----- Data lines

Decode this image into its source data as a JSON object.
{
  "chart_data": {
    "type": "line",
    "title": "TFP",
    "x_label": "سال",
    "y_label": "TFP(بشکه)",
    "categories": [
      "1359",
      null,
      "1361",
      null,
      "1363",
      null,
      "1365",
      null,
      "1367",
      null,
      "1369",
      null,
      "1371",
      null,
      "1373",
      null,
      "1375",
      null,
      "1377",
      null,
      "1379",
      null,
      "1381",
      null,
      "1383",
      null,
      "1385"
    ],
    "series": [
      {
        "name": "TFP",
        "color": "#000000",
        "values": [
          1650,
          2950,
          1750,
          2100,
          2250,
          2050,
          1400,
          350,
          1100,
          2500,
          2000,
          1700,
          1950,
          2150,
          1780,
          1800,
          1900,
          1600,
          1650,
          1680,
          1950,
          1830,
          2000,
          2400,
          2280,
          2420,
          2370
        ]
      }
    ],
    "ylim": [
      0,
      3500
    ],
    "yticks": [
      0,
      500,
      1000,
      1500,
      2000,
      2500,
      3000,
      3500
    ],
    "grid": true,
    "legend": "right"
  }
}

----------

◆ Task:
Output the full listing without altering anything.

◆ Solution to the problem:
Decode this image into its source data as a JSON object.
{
  "chart_data": {
    "type": "line",
    "title": "TFP",
    "x_label": "سال",
    "y_label": "TFP(بشکه)",
    "categories": [
      "1359",
      null,
      "1361",
      null,
      "1363",
      null,
      "1365",
      null,
      "1367",
      null,
      "1369",
      null,
      "1371",
      null,
      "1373",
      null,
      "1375",
      null,
      "1377",
      null,
      "1379",
      null,
      "1381",
      null,
      "1383",
      null,
      "1385"
    ],
    "series": [
      {
        "name": "TFP",
        "color": "#000000",
        "values": [
          1650,
          2950,
          1750,
          2100,
          2250,
          2050,
          1400,
          350,
          1100,
          2500,
          2000,
          1700,
          1950,
          2150,
          1780,
          1800,
          1900,
          1600,
          1650,
          1680,
          1950,
          1830,
          2000,
          2400,
          2280,
          2420,
          2370
        ]
      }
    ],
    "ylim": [
      0,
      3500
    ],
    "yticks": [
      0,
      500,
      1000,
      1500,
      2000,
      2500,
      3000,
      3500
    ],
    "grid": true,
    "legend": "right"
  }
}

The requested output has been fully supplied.